/---

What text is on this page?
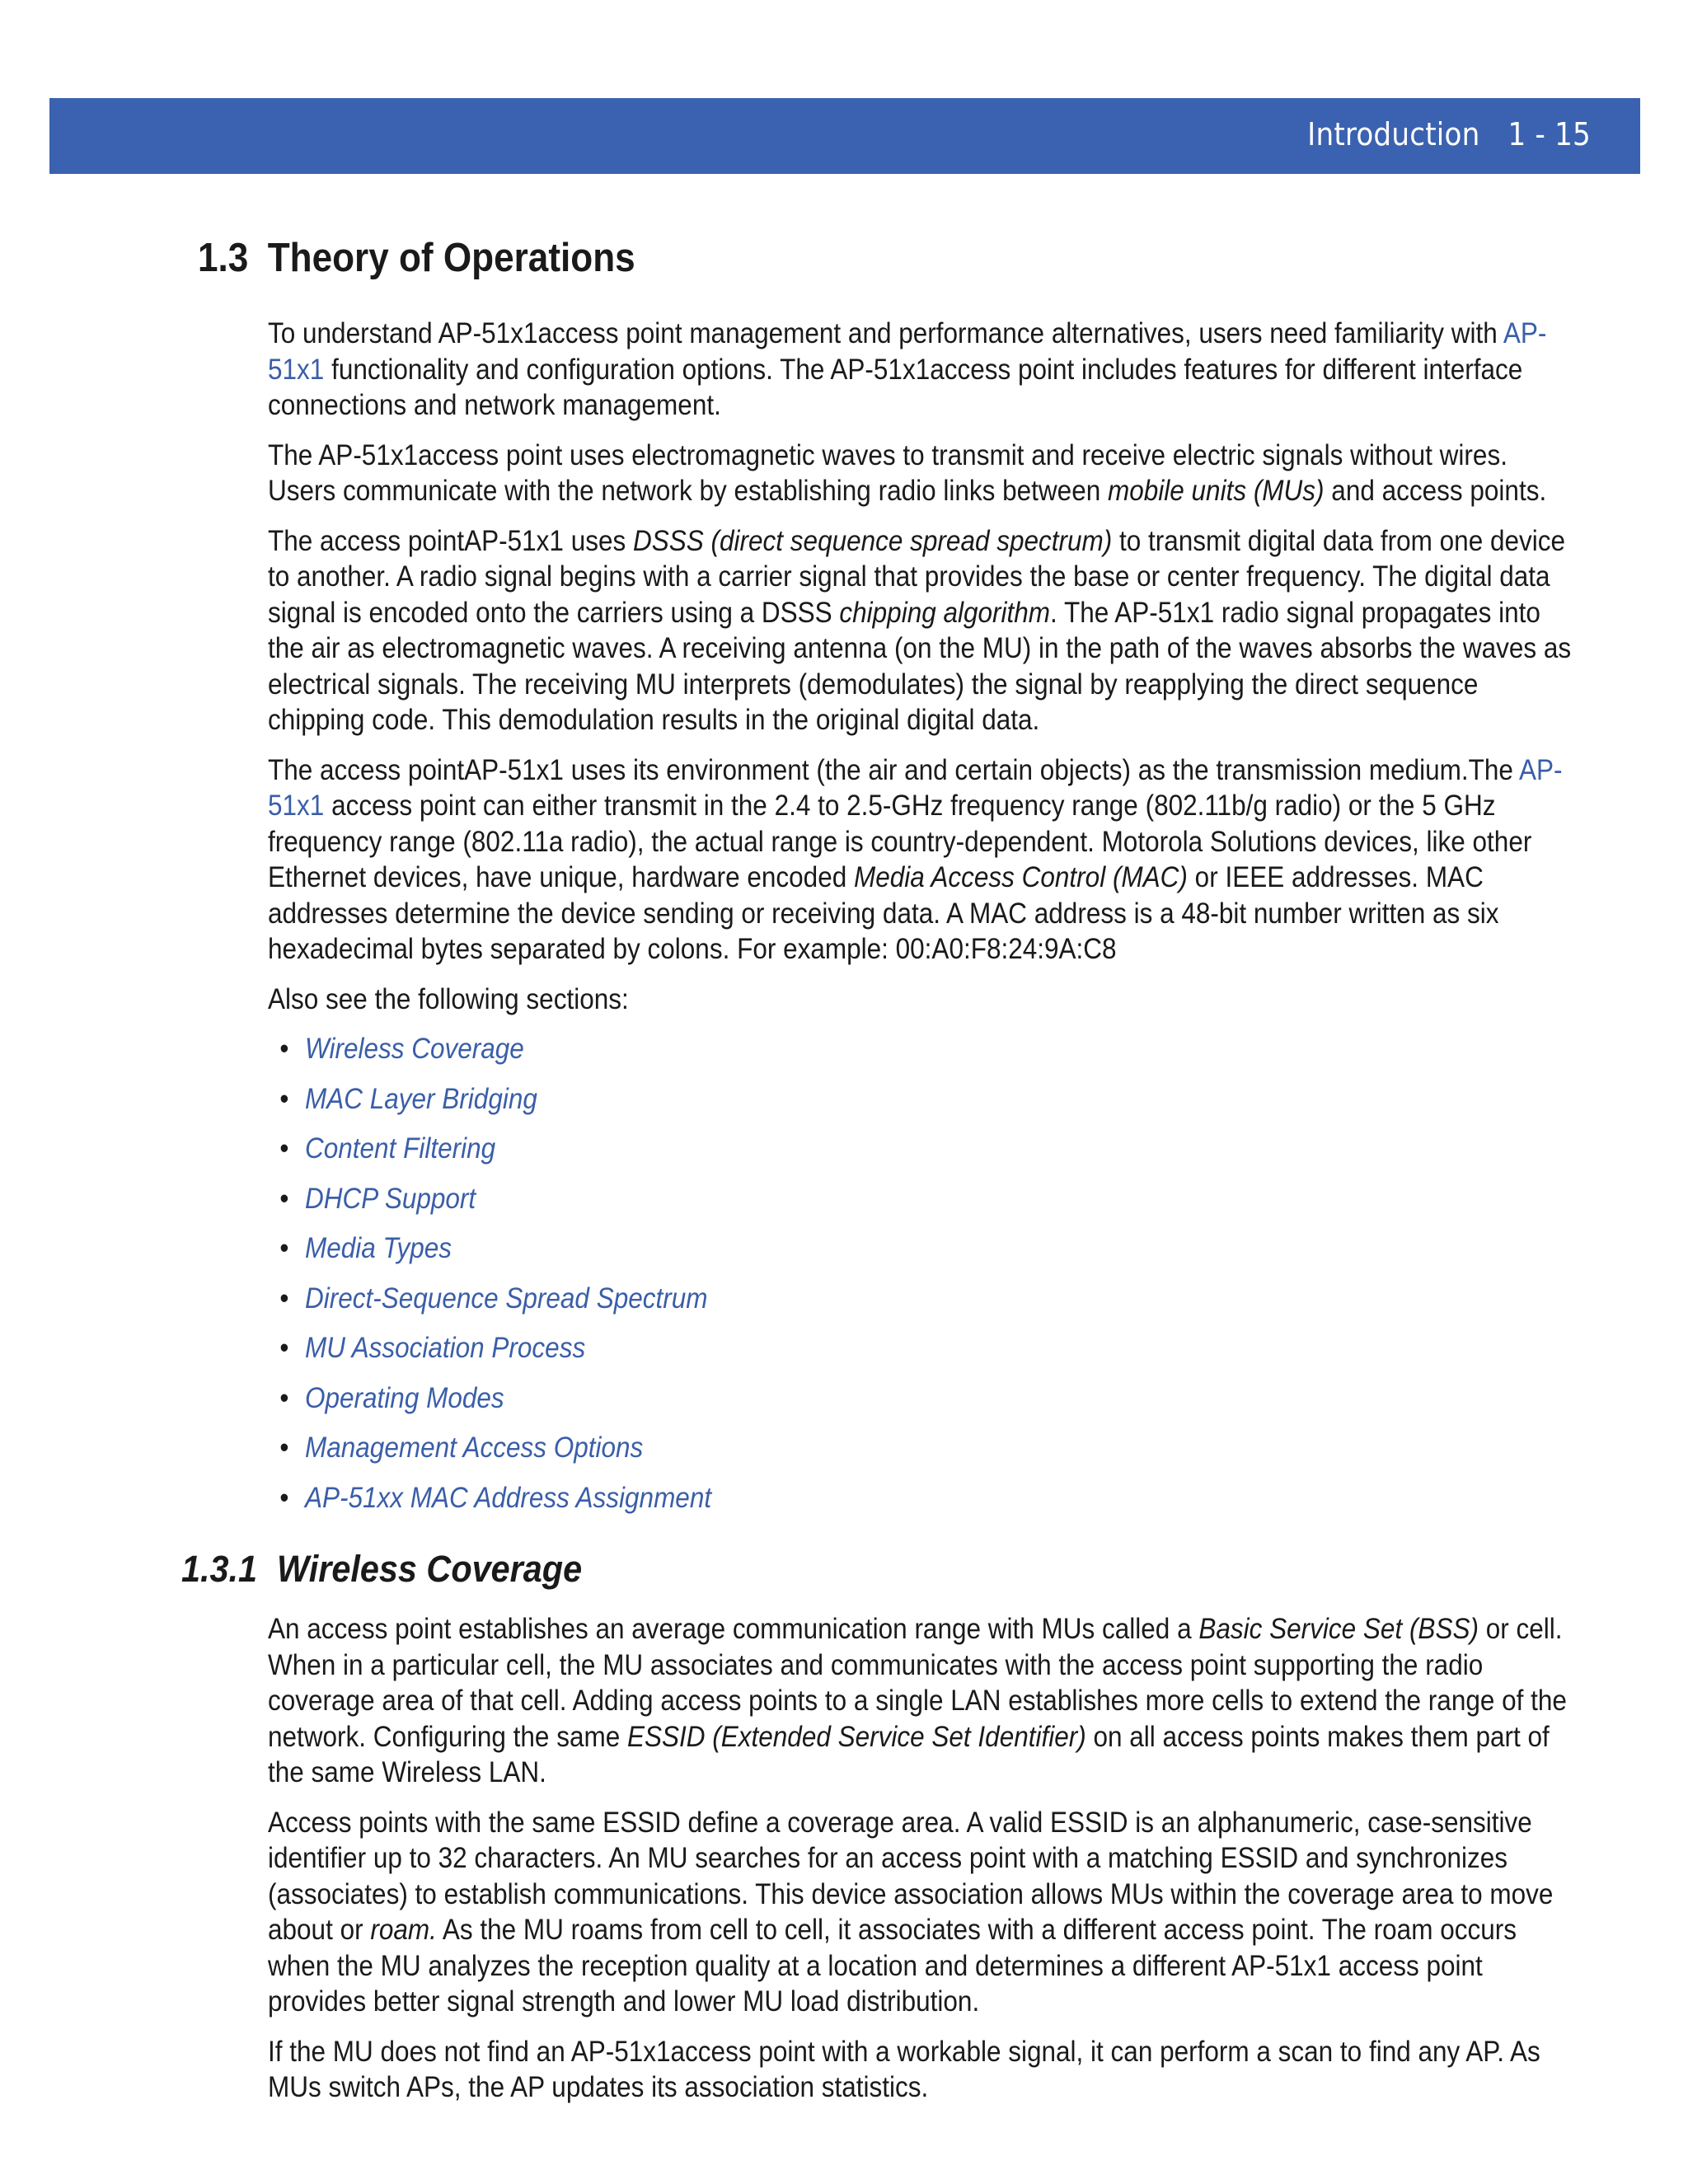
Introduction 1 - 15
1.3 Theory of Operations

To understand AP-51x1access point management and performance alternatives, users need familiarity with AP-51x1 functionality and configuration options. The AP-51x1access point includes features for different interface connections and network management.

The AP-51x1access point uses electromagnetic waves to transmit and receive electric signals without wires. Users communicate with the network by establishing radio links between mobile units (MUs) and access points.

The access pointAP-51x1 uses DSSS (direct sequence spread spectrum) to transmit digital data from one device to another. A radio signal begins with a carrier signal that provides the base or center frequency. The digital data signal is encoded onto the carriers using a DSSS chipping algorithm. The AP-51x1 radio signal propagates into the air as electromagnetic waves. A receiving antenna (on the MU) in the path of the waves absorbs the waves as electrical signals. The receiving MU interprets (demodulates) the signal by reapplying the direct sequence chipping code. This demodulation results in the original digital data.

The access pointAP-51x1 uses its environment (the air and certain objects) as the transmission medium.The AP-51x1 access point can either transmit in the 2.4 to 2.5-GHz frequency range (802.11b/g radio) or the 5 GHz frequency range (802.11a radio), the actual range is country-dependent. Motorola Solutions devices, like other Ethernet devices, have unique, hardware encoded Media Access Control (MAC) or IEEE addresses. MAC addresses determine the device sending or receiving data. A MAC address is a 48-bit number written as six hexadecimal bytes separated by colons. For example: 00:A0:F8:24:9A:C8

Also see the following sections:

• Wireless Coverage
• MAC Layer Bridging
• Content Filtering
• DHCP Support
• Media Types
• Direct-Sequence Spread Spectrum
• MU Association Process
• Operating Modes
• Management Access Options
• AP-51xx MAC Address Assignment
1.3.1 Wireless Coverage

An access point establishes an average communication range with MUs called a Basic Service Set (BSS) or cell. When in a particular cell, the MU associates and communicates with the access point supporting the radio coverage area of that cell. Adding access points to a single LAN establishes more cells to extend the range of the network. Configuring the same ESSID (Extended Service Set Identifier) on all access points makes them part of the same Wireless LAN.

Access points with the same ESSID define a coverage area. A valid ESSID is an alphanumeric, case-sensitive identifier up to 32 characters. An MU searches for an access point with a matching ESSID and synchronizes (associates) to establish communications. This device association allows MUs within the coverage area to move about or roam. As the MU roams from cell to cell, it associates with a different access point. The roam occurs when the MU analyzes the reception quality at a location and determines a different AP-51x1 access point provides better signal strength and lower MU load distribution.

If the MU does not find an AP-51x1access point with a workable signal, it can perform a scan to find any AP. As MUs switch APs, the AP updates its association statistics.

\---

Without including any picture, write out the material above verbatim.

What text is on this page?
Introduction 1 - 15
1.3 Theory of Operations

To understand AP-51x1access point management and performance alternatives, users need familiarity with AP-51x1 functionality and configuration options. The AP-51x1access point includes features for different interface connections and network management.

The AP-51x1access point uses electromagnetic waves to transmit and receive electric signals without wires. Users communicate with the network by establishing radio links between mobile units (MUs) and access points.

The access pointAP-51x1 uses DSSS (direct sequence spread spectrum) to transmit digital data from one device to another. A radio signal begins with a carrier signal that provides the base or center frequency. The digital data signal is encoded onto the carriers using a DSSS chipping algorithm. The AP-51x1 radio signal propagates into the air as electromagnetic waves. A receiving antenna (on the MU) in the path of the waves absorbs the waves as electrical signals. The receiving MU interprets (demodulates) the signal by reapplying the direct sequence chipping code. This demodulation results in the original digital data.

The access pointAP-51x1 uses its environment (the air and certain objects) as the transmission medium.The AP-51x1 access point can either transmit in the 2.4 to 2.5-GHz frequency range (802.11b/g radio) or the 5 GHz frequency range (802.11a radio), the actual range is country-dependent. Motorola Solutions devices, like other Ethernet devices, have unique, hardware encoded Media Access Control (MAC) or IEEE addresses. MAC addresses determine the device sending or receiving data. A MAC address is a 48-bit number written as six hexadecimal bytes separated by colons. For example: 00:A0:F8:24:9A:C8

Also see the following sections:

• Wireless Coverage
• MAC Layer Bridging
• Content Filtering
• DHCP Support
• Media Types
• Direct-Sequence Spread Spectrum
• MU Association Process
• Operating Modes
• Management Access Options
• AP-51xx MAC Address Assignment
1.3.1 Wireless Coverage

An access point establishes an average communication range with MUs called a Basic Service Set (BSS) or cell. When in a particular cell, the MU associates and communicates with the access point supporting the radio coverage area of that cell. Adding access points to a single LAN establishes more cells to extend the range of the network. Configuring the same ESSID (Extended Service Set Identifier) on all access points makes them part of the same Wireless LAN.

Access points with the same ESSID define a coverage area. A valid ESSID is an alphanumeric, case-sensitive identifier up to 32 characters. An MU searches for an access point with a matching ESSID and synchronizes (associates) to establish communications. This device association allows MUs within the coverage area to move about or roam. As the MU roams from cell to cell, it associates with a different access point. The roam occurs when the MU analyzes the reception quality at a location and determines a different AP-51x1 access point provides better signal strength and lower MU load distribution.

If the MU does not find an AP-51x1access point with a workable signal, it can perform a scan to find any AP. As MUs switch APs, the AP updates its association statistics.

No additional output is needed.